» **Written task**
In full and without alteration, give the listing again.

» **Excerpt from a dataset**
--

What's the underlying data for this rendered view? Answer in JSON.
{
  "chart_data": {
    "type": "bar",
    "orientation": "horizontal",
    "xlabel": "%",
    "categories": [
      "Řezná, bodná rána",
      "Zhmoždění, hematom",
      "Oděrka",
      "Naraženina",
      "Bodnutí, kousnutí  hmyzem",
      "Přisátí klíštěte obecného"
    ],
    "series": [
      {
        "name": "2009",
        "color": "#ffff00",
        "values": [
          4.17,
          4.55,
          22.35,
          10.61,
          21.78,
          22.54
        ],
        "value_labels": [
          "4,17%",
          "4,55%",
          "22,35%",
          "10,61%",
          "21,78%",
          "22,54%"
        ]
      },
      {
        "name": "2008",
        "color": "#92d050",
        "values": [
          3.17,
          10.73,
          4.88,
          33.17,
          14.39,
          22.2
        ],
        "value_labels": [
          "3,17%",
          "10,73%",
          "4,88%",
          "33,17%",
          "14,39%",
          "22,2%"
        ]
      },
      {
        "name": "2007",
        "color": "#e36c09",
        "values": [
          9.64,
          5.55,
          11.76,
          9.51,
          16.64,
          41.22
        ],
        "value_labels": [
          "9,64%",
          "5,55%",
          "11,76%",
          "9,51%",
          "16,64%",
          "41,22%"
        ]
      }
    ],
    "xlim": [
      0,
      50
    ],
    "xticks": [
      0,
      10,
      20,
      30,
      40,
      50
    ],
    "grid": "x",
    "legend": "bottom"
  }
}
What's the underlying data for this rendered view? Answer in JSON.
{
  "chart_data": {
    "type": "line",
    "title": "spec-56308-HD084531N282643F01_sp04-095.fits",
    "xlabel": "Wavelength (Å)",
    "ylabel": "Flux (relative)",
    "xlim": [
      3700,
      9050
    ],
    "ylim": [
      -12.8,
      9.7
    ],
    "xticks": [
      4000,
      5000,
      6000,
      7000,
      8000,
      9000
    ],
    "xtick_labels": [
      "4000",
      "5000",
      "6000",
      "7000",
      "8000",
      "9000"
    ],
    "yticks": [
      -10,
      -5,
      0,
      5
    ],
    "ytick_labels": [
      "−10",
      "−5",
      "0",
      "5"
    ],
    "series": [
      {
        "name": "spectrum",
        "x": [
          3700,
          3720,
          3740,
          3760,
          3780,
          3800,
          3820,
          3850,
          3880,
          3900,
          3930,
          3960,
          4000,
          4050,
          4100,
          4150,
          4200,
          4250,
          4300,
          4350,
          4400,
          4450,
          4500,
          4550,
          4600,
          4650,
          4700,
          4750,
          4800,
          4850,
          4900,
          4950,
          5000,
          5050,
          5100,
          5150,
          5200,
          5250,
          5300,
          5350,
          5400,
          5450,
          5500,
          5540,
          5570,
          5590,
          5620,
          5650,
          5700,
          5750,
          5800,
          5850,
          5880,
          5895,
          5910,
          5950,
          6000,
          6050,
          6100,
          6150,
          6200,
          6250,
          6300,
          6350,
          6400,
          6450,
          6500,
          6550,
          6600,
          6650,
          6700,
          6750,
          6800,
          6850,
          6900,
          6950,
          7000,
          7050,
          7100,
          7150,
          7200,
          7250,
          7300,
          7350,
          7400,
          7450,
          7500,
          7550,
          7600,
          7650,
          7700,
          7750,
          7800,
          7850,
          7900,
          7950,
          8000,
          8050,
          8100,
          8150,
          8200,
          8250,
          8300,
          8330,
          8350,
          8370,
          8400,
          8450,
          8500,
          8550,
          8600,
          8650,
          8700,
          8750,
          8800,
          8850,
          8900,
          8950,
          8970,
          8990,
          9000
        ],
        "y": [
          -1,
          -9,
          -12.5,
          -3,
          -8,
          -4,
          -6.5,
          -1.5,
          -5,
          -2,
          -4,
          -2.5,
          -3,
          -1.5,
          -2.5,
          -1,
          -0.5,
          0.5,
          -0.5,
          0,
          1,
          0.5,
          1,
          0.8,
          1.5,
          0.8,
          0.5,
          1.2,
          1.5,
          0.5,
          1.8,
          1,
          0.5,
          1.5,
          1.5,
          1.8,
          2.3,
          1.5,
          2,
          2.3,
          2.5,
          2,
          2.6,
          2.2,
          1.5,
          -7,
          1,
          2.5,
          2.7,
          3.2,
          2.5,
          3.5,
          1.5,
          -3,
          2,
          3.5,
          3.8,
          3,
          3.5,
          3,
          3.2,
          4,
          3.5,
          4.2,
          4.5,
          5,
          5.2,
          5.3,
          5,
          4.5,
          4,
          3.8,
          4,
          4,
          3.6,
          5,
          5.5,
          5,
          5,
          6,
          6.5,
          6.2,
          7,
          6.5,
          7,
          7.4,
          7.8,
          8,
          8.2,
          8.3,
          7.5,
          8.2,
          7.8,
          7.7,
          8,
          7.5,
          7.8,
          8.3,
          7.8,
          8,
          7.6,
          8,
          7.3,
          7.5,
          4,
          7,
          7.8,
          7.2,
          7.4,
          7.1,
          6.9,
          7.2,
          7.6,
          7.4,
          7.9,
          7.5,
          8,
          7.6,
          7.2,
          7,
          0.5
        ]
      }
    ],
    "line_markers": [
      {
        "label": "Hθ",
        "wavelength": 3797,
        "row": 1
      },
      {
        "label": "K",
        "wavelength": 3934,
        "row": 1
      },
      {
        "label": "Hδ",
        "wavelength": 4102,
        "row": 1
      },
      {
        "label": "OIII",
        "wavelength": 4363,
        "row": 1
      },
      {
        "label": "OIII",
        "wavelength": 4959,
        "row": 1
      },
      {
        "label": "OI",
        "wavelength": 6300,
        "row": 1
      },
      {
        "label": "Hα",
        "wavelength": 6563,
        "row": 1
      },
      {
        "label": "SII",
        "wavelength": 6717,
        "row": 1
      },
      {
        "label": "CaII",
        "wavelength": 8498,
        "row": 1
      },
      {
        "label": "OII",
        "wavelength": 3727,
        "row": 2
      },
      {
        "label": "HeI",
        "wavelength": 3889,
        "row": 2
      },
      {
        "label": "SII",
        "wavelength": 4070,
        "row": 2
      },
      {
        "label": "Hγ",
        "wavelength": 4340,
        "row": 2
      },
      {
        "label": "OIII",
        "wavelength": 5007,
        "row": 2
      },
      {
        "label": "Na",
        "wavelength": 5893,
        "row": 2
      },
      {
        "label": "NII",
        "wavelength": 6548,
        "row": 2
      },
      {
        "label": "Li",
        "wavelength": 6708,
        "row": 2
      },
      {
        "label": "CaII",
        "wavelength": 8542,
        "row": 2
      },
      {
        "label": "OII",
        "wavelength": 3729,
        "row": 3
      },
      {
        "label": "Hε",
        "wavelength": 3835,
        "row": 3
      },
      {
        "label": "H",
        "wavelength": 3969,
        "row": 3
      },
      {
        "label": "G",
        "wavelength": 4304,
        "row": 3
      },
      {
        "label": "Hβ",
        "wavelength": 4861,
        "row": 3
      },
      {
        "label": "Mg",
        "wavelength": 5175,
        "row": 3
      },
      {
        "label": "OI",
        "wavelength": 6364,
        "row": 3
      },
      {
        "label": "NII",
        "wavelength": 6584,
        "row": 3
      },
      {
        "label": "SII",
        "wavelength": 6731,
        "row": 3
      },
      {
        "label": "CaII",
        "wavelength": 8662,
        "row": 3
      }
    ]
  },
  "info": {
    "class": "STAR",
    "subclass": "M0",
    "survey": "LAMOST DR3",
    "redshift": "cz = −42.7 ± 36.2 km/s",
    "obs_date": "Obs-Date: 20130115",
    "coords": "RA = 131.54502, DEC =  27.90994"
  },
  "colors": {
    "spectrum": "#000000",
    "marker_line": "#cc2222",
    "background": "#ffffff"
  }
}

--

» **Worked answer**
What's the underlying data for this rendered view? Answer in JSON.
{
  "chart_data": {
    "type": "bar",
    "orientation": "horizontal",
    "xlabel": "%",
    "categories": [
      "Řezná, bodná rána",
      "Zhmoždění, hematom",
      "Oděrka",
      "Naraženina",
      "Bodnutí, kousnutí  hmyzem",
      "Přisátí klíštěte obecného"
    ],
    "series": [
      {
        "name": "2009",
        "color": "#ffff00",
        "values": [
          4.17,
          4.55,
          22.35,
          10.61,
          21.78,
          22.54
        ],
        "value_labels": [
          "4,17%",
          "4,55%",
          "22,35%",
          "10,61%",
          "21,78%",
          "22,54%"
        ]
      },
      {
        "name": "2008",
        "color": "#92d050",
        "values": [
          3.17,
          10.73,
          4.88,
          33.17,
          14.39,
          22.2
        ],
        "value_labels": [
          "3,17%",
          "10,73%",
          "4,88%",
          "33,17%",
          "14,39%",
          "22,2%"
        ]
      },
      {
        "name": "2007",
        "color": "#e36c09",
        "values": [
          9.64,
          5.55,
          11.76,
          9.51,
          16.64,
          41.22
        ],
        "value_labels": [
          "9,64%",
          "5,55%",
          "11,76%",
          "9,51%",
          "16,64%",
          "41,22%"
        ]
      }
    ],
    "xlim": [
      0,
      50
    ],
    "xticks": [
      0,
      10,
      20,
      30,
      40,
      50
    ],
    "grid": "x",
    "legend": "bottom"
  }
}
What's the underlying data for this rendered view? Answer in JSON.
{
  "chart_data": {
    "type": "line",
    "title": "spec-56308-HD084531N282643F01_sp04-095.fits",
    "xlabel": "Wavelength (Å)",
    "ylabel": "Flux (relative)",
    "xlim": [
      3700,
      9050
    ],
    "ylim": [
      -12.8,
      9.7
    ],
    "xticks": [
      4000,
      5000,
      6000,
      7000,
      8000,
      9000
    ],
    "xtick_labels": [
      "4000",
      "5000",
      "6000",
      "7000",
      "8000",
      "9000"
    ],
    "yticks": [
      -10,
      -5,
      0,
      5
    ],
    "ytick_labels": [
      "−10",
      "−5",
      "0",
      "5"
    ],
    "series": [
      {
        "name": "spectrum",
        "x": [
          3700,
          3720,
          3740,
          3760,
          3780,
          3800,
          3820,
          3850,
          3880,
          3900,
          3930,
          3960,
          4000,
          4050,
          4100,
          4150,
          4200,
          4250,
          4300,
          4350,
          4400,
          4450,
          4500,
          4550,
          4600,
          4650,
          4700,
          4750,
          4800,
          4850,
          4900,
          4950,
          5000,
          5050,
          5100,
          5150,
          5200,
          5250,
          5300,
          5350,
          5400,
          5450,
          5500,
          5540,
          5570,
          5590,
          5620,
          5650,
          5700,
          5750,
          5800,
          5850,
          5880,
          5895,
          5910,
          5950,
          6000,
          6050,
          6100,
          6150,
          6200,
          6250,
          6300,
          6350,
          6400,
          6450,
          6500,
          6550,
          6600,
          6650,
          6700,
          6750,
          6800,
          6850,
          6900,
          6950,
          7000,
          7050,
          7100,
          7150,
          7200,
          7250,
          7300,
          7350,
          7400,
          7450,
          7500,
          7550,
          7600,
          7650,
          7700,
          7750,
          7800,
          7850,
          7900,
          7950,
          8000,
          8050,
          8100,
          8150,
          8200,
          8250,
          8300,
          8330,
          8350,
          8370,
          8400,
          8450,
          8500,
          8550,
          8600,
          8650,
          8700,
          8750,
          8800,
          8850,
          8900,
          8950,
          8970,
          8990,
          9000
        ],
        "y": [
          -1,
          -9,
          -12.5,
          -3,
          -8,
          -4,
          -6.5,
          -1.5,
          -5,
          -2,
          -4,
          -2.5,
          -3,
          -1.5,
          -2.5,
          -1,
          -0.5,
          0.5,
          -0.5,
          0,
          1,
          0.5,
          1,
          0.8,
          1.5,
          0.8,
          0.5,
          1.2,
          1.5,
          0.5,
          1.8,
          1,
          0.5,
          1.5,
          1.5,
          1.8,
          2.3,
          1.5,
          2,
          2.3,
          2.5,
          2,
          2.6,
          2.2,
          1.5,
          -7,
          1,
          2.5,
          2.7,
          3.2,
          2.5,
          3.5,
          1.5,
          -3,
          2,
          3.5,
          3.8,
          3,
          3.5,
          3,
          3.2,
          4,
          3.5,
          4.2,
          4.5,
          5,
          5.2,
          5.3,
          5,
          4.5,
          4,
          3.8,
          4,
          4,
          3.6,
          5,
          5.5,
          5,
          5,
          6,
          6.5,
          6.2,
          7,
          6.5,
          7,
          7.4,
          7.8,
          8,
          8.2,
          8.3,
          7.5,
          8.2,
          7.8,
          7.7,
          8,
          7.5,
          7.8,
          8.3,
          7.8,
          8,
          7.6,
          8,
          7.3,
          7.5,
          4,
          7,
          7.8,
          7.2,
          7.4,
          7.1,
          6.9,
          7.2,
          7.6,
          7.4,
          7.9,
          7.5,
          8,
          7.6,
          7.2,
          7,
          0.5
        ]
      }
    ],
    "line_markers": [
      {
        "label": "Hθ",
        "wavelength": 3797,
        "row": 1
      },
      {
        "label": "K",
        "wavelength": 3934,
        "row": 1
      },
      {
        "label": "Hδ",
        "wavelength": 4102,
        "row": 1
      },
      {
        "label": "OIII",
        "wavelength": 4363,
        "row": 1
      },
      {
        "label": "OIII",
        "wavelength": 4959,
        "row": 1
      },
      {
        "label": "OI",
        "wavelength": 6300,
        "row": 1
      },
      {
        "label": "Hα",
        "wavelength": 6563,
        "row": 1
      },
      {
        "label": "SII",
        "wavelength": 6717,
        "row": 1
      },
      {
        "label": "CaII",
        "wavelength": 8498,
        "row": 1
      },
      {
        "label": "OII",
        "wavelength": 3727,
        "row": 2
      },
      {
        "label": "HeI",
        "wavelength": 3889,
        "row": 2
      },
      {
        "label": "SII",
        "wavelength": 4070,
        "row": 2
      },
      {
        "label": "Hγ",
        "wavelength": 4340,
        "row": 2
      },
      {
        "label": "OIII",
        "wavelength": 5007,
        "row": 2
      },
      {
        "label": "Na",
        "wavelength": 5893,
        "row": 2
      },
      {
        "label": "NII",
        "wavelength": 6548,
        "row": 2
      },
      {
        "label": "Li",
        "wavelength": 6708,
        "row": 2
      },
      {
        "label": "CaII",
        "wavelength": 8542,
        "row": 2
      },
      {
        "label": "OII",
        "wavelength": 3729,
        "row": 3
      },
      {
        "label": "Hε",
        "wavelength": 3835,
        "row": 3
      },
      {
        "label": "H",
        "wavelength": 3969,
        "row": 3
      },
      {
        "label": "G",
        "wavelength": 4304,
        "row": 3
      },
      {
        "label": "Hβ",
        "wavelength": 4861,
        "row": 3
      },
      {
        "label": "Mg",
        "wavelength": 5175,
        "row": 3
      },
      {
        "label": "OI",
        "wavelength": 6364,
        "row": 3
      },
      {
        "label": "NII",
        "wavelength": 6584,
        "row": 3
      },
      {
        "label": "SII",
        "wavelength": 6731,
        "row": 3
      },
      {
        "label": "CaII",
        "wavelength": 8662,
        "row": 3
      }
    ]
  },
  "info": {
    "class": "STAR",
    "subclass": "M0",
    "survey": "LAMOST DR3",
    "redshift": "cz = −42.7 ± 36.2 km/s",
    "obs_date": "Obs-Date: 20130115",
    "coords": "RA = 131.54502, DEC =  27.90994"
  },
  "colors": {
    "spectrum": "#000000",
    "marker_line": "#cc2222",
    "background": "#ffffff"
  }
}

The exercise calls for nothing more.